## start Source records

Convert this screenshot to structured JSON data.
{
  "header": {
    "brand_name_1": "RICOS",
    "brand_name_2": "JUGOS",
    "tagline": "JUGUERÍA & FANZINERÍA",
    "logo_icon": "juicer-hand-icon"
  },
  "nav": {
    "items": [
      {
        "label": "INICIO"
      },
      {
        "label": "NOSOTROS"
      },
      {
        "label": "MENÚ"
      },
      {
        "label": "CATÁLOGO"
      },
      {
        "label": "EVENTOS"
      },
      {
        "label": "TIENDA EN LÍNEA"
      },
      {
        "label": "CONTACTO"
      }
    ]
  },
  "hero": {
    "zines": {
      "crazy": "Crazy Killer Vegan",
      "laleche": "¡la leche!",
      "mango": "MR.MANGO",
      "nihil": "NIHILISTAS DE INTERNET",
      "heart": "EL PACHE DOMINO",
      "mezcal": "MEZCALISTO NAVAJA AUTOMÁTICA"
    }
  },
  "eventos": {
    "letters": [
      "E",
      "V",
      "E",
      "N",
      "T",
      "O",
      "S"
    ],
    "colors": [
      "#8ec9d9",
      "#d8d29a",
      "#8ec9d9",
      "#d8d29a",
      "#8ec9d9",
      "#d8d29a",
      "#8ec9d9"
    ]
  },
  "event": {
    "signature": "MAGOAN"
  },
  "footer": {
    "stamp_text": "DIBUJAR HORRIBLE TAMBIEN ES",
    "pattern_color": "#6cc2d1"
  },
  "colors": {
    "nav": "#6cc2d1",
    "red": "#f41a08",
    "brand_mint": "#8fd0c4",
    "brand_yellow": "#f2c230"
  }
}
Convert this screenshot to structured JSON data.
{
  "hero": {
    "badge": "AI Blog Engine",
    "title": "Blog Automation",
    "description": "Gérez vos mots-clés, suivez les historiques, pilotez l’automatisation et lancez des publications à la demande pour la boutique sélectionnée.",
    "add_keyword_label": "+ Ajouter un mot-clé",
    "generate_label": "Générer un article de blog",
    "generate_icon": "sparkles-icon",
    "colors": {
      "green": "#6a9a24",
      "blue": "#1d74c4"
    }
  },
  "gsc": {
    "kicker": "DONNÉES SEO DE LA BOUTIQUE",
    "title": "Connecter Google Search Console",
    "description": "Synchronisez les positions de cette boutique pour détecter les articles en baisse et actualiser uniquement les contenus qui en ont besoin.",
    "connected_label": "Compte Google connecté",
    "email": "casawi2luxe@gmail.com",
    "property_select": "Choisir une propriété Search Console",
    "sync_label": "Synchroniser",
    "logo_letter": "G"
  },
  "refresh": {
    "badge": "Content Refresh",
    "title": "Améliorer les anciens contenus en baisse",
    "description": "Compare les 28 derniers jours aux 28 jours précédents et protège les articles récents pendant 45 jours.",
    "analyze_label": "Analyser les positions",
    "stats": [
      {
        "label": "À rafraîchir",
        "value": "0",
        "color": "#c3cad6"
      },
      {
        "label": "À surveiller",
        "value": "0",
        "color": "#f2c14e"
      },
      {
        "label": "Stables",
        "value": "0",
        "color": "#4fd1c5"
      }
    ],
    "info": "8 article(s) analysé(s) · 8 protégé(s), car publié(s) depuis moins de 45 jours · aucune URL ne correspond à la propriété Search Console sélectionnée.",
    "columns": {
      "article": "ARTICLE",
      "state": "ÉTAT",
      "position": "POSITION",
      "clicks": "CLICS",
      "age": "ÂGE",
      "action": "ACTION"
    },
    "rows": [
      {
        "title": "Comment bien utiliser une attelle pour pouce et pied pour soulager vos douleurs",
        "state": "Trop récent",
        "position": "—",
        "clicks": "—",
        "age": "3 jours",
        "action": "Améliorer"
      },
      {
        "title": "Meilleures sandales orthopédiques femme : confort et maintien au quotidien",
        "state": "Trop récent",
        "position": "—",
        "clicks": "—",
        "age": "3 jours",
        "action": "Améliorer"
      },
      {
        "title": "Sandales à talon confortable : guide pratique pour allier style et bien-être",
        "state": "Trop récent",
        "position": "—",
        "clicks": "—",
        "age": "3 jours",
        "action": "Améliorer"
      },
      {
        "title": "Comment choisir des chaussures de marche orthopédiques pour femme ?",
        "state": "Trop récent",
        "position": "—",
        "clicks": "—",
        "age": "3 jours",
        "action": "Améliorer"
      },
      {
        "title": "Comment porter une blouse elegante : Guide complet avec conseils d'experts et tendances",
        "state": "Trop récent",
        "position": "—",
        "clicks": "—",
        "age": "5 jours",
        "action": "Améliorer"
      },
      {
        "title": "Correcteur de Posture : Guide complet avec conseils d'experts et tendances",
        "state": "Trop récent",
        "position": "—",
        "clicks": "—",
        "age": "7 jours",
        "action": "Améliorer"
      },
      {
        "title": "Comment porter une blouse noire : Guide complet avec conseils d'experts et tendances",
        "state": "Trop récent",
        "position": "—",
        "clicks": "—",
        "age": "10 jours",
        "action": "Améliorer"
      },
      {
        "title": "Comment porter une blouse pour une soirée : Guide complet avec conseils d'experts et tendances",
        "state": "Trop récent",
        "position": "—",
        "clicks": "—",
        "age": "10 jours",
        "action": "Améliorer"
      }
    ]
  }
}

## end Source records

List the lines of the entries that include "Google".

Exercise response -
    "title": "Connecter Google Search Console",
    "connected_label": "Compte Google connecté",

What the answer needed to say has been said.